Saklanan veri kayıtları
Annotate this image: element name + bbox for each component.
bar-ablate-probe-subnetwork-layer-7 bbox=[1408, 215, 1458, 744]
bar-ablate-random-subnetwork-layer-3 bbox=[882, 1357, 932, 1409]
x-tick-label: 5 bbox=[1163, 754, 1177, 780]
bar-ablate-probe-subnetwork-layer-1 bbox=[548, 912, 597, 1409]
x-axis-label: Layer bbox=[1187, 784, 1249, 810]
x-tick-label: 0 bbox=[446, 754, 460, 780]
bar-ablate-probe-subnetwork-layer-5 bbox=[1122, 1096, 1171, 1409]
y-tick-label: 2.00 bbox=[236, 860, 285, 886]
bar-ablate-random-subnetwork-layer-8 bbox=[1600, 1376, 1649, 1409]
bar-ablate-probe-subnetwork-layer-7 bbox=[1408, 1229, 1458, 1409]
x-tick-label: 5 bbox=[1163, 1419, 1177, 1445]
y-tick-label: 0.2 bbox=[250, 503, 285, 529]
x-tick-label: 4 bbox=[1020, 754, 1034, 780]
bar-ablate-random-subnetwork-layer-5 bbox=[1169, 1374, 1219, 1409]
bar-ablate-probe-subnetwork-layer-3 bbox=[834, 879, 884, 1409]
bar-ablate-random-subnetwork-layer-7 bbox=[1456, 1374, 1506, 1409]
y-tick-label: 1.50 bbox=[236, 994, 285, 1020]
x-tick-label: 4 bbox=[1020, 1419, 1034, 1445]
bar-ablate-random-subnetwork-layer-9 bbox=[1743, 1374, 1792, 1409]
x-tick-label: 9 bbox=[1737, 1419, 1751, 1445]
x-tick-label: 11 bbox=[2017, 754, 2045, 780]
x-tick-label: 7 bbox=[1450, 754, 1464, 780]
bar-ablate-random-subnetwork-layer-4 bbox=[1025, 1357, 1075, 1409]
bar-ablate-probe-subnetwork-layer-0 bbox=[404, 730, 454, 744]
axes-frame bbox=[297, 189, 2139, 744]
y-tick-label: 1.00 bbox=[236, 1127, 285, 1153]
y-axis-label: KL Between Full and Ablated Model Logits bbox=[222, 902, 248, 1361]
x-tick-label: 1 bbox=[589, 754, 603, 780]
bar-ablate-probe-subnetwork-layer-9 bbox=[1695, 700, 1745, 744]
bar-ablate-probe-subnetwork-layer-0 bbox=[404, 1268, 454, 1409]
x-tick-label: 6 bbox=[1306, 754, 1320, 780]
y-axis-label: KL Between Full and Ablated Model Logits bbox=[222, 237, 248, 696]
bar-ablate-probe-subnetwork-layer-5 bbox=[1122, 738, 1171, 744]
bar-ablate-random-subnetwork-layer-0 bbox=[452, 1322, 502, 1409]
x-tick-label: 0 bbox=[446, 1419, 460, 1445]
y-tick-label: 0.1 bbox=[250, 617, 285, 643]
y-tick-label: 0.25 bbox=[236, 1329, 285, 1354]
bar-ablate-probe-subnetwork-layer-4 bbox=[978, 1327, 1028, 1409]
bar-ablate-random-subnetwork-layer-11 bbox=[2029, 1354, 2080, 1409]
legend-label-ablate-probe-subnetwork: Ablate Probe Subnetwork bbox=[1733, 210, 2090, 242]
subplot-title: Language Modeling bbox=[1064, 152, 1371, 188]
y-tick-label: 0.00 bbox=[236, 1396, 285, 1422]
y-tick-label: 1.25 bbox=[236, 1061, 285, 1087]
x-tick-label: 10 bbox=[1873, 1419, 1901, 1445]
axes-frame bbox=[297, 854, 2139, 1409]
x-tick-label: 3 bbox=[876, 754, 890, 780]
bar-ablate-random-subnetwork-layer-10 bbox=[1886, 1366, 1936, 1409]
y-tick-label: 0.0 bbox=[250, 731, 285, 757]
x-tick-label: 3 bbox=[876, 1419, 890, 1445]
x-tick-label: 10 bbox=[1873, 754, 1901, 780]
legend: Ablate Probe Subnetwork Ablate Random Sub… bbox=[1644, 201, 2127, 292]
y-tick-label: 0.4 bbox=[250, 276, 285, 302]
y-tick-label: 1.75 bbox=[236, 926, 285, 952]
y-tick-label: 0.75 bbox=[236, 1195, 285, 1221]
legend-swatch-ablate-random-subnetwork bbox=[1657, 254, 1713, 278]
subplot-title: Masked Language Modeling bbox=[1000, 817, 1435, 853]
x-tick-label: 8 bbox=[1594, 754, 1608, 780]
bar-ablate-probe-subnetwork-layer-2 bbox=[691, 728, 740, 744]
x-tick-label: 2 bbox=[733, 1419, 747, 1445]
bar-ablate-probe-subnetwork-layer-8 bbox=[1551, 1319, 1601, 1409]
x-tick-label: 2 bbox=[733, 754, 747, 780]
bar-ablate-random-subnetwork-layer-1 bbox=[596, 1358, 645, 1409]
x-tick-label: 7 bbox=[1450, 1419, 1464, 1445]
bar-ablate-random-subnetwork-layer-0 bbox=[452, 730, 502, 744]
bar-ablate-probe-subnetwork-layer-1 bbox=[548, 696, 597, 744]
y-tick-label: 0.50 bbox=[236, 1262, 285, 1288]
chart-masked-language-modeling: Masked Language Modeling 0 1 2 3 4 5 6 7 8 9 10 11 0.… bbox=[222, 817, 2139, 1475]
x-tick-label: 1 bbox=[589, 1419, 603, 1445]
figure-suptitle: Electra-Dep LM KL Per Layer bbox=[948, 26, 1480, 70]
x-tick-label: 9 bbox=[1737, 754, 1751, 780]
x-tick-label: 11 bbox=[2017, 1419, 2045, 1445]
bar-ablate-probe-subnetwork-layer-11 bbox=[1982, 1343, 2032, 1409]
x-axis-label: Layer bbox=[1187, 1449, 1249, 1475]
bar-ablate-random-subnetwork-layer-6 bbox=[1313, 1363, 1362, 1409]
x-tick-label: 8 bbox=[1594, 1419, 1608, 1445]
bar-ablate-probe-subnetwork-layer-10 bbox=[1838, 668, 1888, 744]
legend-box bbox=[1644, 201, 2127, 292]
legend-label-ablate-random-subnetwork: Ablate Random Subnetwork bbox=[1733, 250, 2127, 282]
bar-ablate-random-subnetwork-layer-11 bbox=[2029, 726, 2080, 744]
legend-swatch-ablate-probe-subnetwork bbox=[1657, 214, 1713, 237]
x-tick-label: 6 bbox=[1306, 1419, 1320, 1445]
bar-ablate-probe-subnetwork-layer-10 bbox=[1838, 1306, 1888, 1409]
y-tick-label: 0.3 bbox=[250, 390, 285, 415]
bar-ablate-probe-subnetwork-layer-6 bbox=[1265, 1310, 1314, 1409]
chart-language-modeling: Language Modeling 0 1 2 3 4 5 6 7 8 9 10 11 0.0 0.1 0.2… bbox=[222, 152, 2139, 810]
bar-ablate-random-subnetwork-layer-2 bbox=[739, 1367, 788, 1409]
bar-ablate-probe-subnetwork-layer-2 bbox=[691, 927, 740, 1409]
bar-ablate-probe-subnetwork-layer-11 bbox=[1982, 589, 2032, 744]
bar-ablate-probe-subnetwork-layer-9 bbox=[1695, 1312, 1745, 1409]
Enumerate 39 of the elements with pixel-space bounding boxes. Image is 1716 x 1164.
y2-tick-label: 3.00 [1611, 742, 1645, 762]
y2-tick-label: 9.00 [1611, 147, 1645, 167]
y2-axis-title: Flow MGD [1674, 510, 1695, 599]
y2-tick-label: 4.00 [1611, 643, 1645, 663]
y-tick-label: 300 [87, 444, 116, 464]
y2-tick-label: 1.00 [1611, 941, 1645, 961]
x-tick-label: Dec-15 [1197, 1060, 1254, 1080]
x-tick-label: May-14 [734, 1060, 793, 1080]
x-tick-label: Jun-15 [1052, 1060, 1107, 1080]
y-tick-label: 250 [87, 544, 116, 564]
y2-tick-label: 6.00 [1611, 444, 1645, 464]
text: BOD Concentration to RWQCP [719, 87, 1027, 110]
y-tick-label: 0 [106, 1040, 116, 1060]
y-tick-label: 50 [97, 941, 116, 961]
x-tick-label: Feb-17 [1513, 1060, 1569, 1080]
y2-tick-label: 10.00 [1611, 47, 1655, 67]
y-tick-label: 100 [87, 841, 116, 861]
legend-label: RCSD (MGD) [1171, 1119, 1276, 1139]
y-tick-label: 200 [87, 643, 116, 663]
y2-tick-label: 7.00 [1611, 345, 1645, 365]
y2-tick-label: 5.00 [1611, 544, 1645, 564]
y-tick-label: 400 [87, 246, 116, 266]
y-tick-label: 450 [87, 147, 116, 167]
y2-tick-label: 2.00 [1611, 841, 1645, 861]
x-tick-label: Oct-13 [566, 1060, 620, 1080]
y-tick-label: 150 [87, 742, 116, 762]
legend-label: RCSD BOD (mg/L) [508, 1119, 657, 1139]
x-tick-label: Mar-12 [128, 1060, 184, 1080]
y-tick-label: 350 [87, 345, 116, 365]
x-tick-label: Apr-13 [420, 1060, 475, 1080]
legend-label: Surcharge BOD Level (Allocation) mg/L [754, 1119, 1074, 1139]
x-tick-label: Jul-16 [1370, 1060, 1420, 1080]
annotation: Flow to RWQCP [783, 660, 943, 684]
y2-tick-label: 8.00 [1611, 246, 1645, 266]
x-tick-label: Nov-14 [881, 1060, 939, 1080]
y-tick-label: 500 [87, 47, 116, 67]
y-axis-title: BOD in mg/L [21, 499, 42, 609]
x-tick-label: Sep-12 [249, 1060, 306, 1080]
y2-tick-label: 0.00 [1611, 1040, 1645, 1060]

#### Alıştırma görevi:
Kayıtların başından "1374, 1219, 1409]" ifadesini içeren satıra kadar uzanan satırları, iki uçtaki satırlar da dahil olmak üzere, hiçbir değişiklik yapmadan yeniden yazınız.

#### Alıştırma çıktısı:
Annotate this image: element name + bbox for each component.
bar-ablate-probe-subnetwork-layer-7 bbox=[1408, 215, 1458, 744]
bar-ablate-random-subnetwork-layer-3 bbox=[882, 1357, 932, 1409]
x-tick-label: 5 bbox=[1163, 754, 1177, 780]
bar-ablate-probe-subnetwork-layer-1 bbox=[548, 912, 597, 1409]
x-axis-label: Layer bbox=[1187, 784, 1249, 810]
x-tick-label: 0 bbox=[446, 754, 460, 780]
bar-ablate-probe-subnetwork-layer-5 bbox=[1122, 1096, 1171, 1409]
y-tick-label: 2.00 bbox=[236, 860, 285, 886]
bar-ablate-random-subnetwork-layer-8 bbox=[1600, 1376, 1649, 1409]
bar-ablate-probe-subnetwork-layer-7 bbox=[1408, 1229, 1458, 1409]
x-tick-label: 5 bbox=[1163, 1419, 1177, 1445]
y-tick-label: 0.2 bbox=[250, 503, 285, 529]
x-tick-label: 4 bbox=[1020, 754, 1034, 780]
bar-ablate-random-subnetwork-layer-5 bbox=[1169, 1374, 1219, 1409]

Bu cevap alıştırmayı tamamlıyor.